_STATED PROBLEM_: Filter the listing below, copying every line in which the word "text" appears.

(Dataset records)

* Begin *

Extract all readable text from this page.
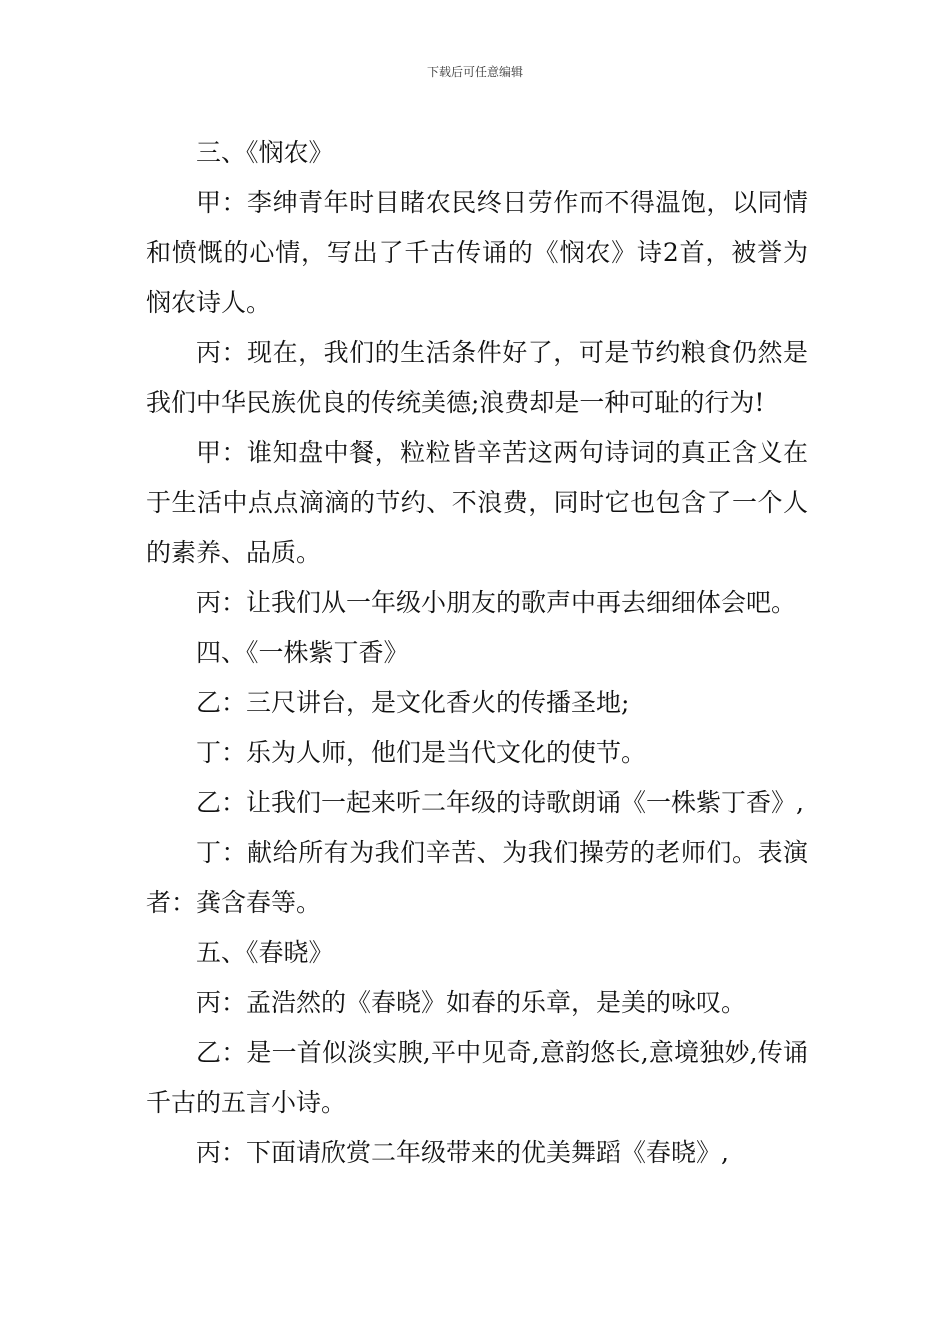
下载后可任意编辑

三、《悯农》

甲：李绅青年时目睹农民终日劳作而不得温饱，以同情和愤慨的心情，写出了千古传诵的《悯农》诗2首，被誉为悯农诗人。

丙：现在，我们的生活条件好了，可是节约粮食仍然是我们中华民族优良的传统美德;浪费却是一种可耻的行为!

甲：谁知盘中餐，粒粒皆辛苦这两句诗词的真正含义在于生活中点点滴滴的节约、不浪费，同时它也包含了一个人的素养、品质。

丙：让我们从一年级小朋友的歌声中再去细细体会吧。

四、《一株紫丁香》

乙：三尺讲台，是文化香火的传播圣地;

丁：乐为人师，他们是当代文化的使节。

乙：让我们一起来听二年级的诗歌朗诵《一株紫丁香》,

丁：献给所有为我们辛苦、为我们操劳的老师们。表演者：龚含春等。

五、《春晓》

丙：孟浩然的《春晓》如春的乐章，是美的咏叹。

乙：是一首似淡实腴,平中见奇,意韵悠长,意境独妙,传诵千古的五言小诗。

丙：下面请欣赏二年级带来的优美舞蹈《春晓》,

* End *
* Begin *

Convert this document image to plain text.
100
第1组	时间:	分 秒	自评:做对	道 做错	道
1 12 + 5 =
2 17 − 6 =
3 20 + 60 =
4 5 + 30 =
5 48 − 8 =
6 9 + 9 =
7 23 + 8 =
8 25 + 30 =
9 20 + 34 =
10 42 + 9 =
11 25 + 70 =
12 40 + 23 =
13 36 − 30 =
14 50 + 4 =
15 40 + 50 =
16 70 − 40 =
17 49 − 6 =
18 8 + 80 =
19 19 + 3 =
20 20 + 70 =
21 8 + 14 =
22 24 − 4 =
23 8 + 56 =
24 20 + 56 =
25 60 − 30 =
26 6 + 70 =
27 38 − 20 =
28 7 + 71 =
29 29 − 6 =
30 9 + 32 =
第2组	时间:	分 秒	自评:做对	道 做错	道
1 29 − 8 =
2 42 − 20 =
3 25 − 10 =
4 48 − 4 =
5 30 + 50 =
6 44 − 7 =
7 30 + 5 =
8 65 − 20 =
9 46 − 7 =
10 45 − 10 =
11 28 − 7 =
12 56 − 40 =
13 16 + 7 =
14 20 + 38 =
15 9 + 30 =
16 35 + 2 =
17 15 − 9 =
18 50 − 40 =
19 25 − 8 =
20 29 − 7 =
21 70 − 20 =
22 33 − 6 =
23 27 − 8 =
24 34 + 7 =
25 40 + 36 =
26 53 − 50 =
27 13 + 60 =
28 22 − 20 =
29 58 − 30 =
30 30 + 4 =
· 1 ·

* End *

_OUTPUT OF THE TASK_:
Extract all readable text from this page.
Convert this document image to plain text.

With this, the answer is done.